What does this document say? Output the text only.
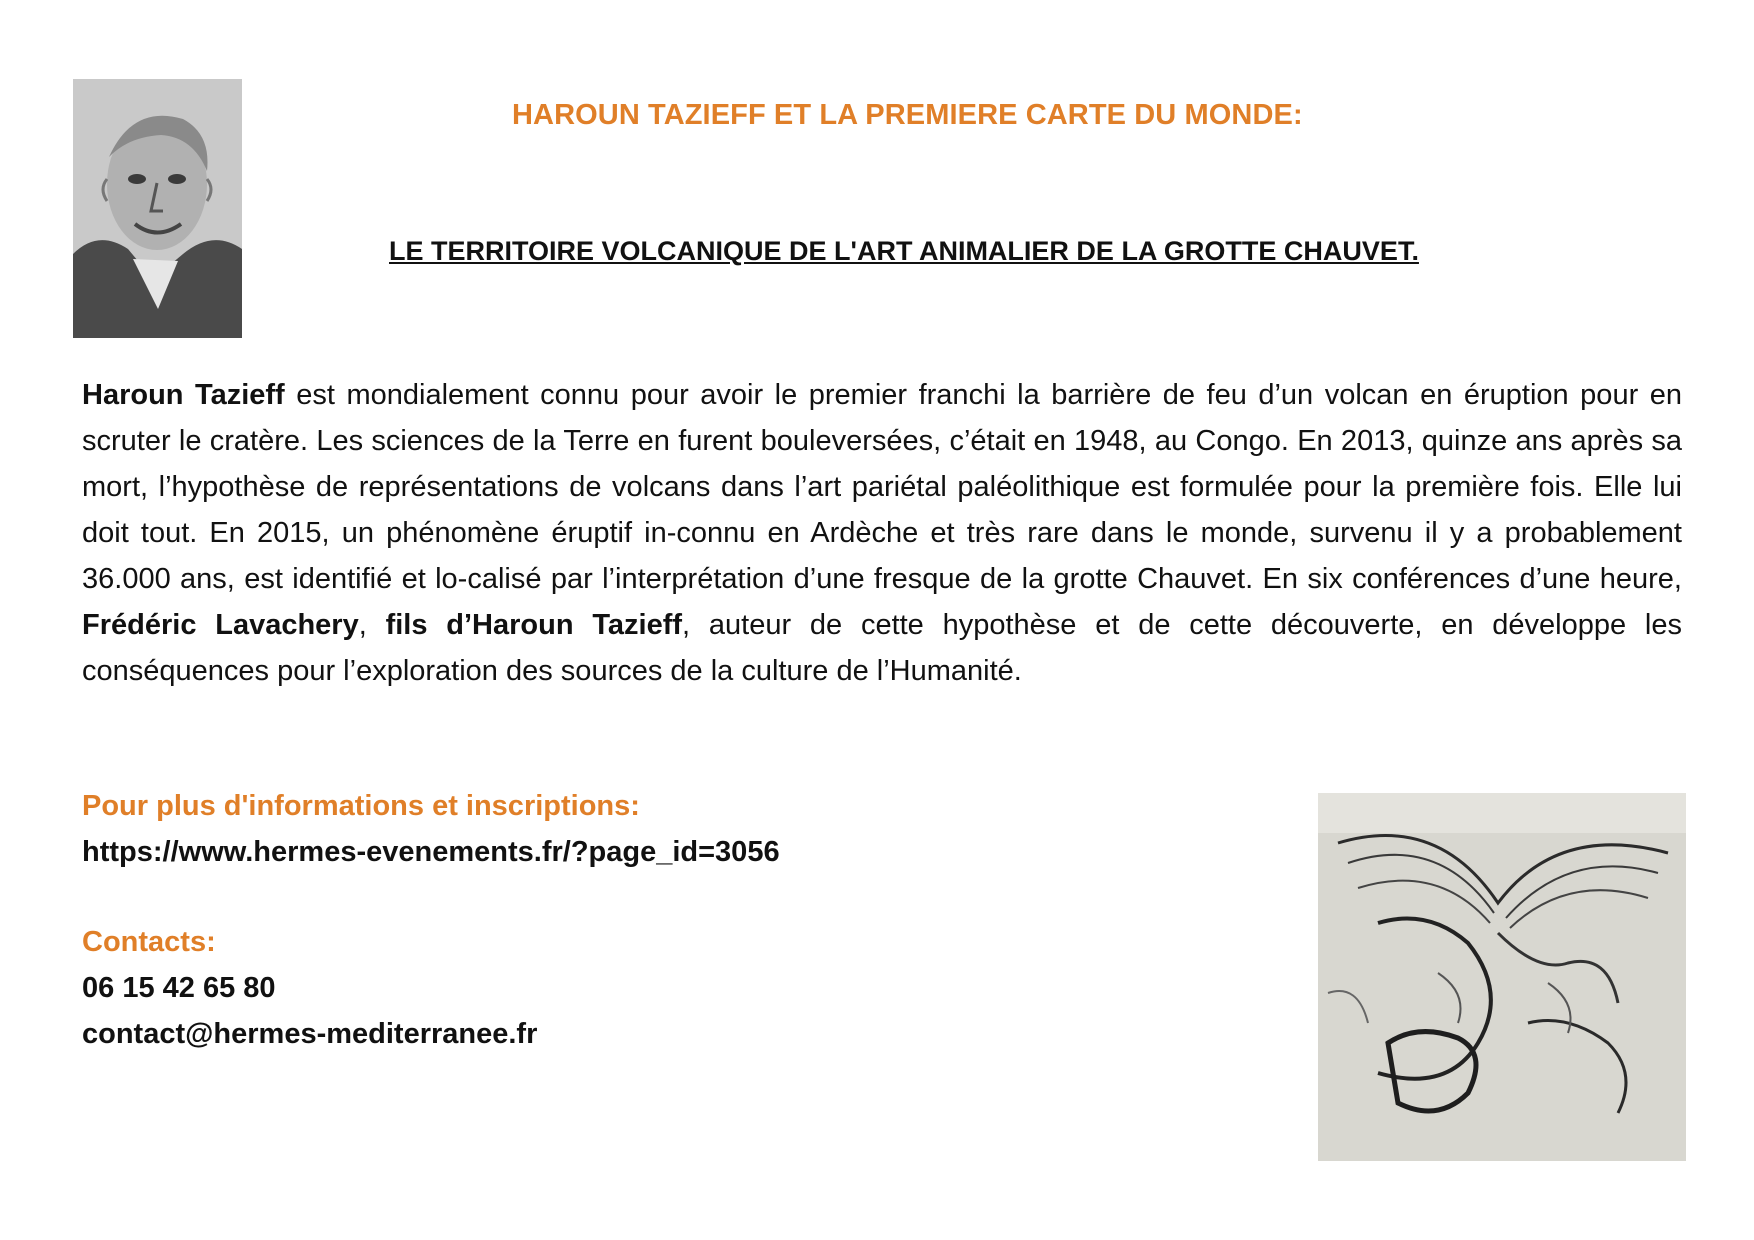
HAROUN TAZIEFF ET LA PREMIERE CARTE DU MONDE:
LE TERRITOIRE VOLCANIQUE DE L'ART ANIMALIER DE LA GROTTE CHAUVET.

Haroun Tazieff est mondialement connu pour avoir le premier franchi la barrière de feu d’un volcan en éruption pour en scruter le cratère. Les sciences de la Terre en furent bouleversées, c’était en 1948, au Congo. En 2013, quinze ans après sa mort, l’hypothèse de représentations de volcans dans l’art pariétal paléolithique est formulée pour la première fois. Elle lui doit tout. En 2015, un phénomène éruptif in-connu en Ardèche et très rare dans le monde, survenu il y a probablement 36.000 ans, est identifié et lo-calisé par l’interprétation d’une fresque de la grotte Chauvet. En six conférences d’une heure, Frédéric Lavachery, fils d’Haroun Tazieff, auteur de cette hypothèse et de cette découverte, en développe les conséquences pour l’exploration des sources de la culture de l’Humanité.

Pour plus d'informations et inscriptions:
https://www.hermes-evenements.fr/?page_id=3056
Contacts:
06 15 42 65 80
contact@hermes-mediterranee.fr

TASK
Exclude the images and reproduce the remaining data exactly.

TASK ANSWER
What does this document say? Output the text only.
HAROUN TAZIEFF ET LA PREMIERE CARTE DU MONDE:
LE TERRITOIRE VOLCANIQUE DE L'ART ANIMALIER DE LA GROTTE CHAUVET.

Haroun Tazieff est mondialement connu pour avoir le premier franchi la barrière de feu d’un volcan en éruption pour en scruter le cratère. Les sciences de la Terre en furent bouleversées, c’était en 1948, au Congo. En 2013, quinze ans après sa mort, l’hypothèse de représentations de volcans dans l’art pariétal paléolithique est formulée pour la première fois. Elle lui doit tout. En 2015, un phénomène éruptif in-connu en Ardèche et très rare dans le monde, survenu il y a probablement 36.000 ans, est identifié et lo-calisé par l’interprétation d’une fresque de la grotte Chauvet. En six conférences d’une heure, Frédéric Lavachery, fils d’Haroun Tazieff, auteur de cette hypothèse et de cette découverte, en développe les conséquences pour l’exploration des sources de la culture de l’Humanité.

Pour plus d'informations et inscriptions:
https://www.hermes-evenements.fr/?page_id=3056
Contacts:
06 15 42 65 80
contact@hermes-mediterranee.fr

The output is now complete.